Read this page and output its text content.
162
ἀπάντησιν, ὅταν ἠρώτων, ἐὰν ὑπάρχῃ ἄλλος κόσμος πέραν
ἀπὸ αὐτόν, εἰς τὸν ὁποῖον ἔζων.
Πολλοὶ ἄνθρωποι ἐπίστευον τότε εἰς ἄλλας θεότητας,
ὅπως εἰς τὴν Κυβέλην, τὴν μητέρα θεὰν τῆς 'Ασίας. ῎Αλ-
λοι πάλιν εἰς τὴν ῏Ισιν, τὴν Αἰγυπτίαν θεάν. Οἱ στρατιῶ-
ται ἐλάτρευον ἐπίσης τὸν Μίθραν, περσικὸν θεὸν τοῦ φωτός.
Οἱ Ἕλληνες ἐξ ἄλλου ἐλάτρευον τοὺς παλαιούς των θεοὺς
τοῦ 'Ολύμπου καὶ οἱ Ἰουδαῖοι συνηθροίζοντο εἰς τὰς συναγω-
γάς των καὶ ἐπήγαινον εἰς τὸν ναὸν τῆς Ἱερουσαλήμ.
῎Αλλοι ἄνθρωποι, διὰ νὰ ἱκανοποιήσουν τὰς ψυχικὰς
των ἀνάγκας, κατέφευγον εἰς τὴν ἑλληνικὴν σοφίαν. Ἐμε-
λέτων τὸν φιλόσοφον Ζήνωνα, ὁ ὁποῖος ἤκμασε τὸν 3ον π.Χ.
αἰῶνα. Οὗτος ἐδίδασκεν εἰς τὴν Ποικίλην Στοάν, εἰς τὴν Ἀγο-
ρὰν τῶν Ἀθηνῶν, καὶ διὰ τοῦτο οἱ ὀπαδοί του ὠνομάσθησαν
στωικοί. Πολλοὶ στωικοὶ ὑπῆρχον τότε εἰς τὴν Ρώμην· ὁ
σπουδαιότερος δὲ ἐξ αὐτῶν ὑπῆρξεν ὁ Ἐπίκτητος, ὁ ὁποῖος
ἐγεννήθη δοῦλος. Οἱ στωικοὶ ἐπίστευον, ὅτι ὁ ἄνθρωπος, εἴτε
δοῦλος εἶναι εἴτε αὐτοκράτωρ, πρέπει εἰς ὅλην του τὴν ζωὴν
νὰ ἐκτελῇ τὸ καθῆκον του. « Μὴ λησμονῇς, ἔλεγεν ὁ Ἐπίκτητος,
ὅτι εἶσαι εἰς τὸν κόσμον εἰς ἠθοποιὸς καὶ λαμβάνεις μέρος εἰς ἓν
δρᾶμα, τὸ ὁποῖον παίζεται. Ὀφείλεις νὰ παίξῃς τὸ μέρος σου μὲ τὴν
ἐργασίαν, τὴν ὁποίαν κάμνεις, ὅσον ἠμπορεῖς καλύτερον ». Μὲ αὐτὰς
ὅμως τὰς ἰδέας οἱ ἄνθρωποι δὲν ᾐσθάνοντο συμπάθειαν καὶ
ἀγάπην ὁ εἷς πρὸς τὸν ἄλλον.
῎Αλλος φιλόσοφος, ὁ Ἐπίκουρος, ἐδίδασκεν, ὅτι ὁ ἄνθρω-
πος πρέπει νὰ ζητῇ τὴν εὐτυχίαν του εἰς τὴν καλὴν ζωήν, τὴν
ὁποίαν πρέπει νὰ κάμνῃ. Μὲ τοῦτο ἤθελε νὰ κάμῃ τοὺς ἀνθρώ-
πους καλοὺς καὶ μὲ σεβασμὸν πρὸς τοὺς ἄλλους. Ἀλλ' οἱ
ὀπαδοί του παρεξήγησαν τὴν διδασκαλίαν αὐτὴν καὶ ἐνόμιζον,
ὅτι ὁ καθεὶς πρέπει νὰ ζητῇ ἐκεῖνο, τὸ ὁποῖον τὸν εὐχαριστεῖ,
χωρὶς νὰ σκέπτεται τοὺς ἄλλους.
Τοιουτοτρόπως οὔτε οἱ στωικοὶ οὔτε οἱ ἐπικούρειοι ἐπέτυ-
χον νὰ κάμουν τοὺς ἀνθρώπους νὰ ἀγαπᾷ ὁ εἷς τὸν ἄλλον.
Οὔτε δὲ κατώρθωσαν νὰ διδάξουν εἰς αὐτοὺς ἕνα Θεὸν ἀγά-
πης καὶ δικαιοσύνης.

## [DIRECTIONS FOR THIS TASK]
Identify the lines above that contain the word "πρέπει", then copy them.

## [CORRECT OUTPUT]
δοῦλος εἶναι εἴτε αὐτοκράτωρ, πρέπει εἰς ὅλην του τὴν ζωὴν
πος πρέπει νὰ ζητῇ τὴν εὐτυχίαν του εἰς τὴν καλὴν ζωήν, τὴν
ὁποίαν πρέπει νὰ κάμνῃ. Μὲ τοῦτο ἤθελε νὰ κάμῃ τοὺς ἀνθρώ-
ὅτι ὁ καθεὶς πρέπει νὰ ζητῇ ἐκεῖνο, τὸ ὁποῖον τὸν εὐχαριστεῖ,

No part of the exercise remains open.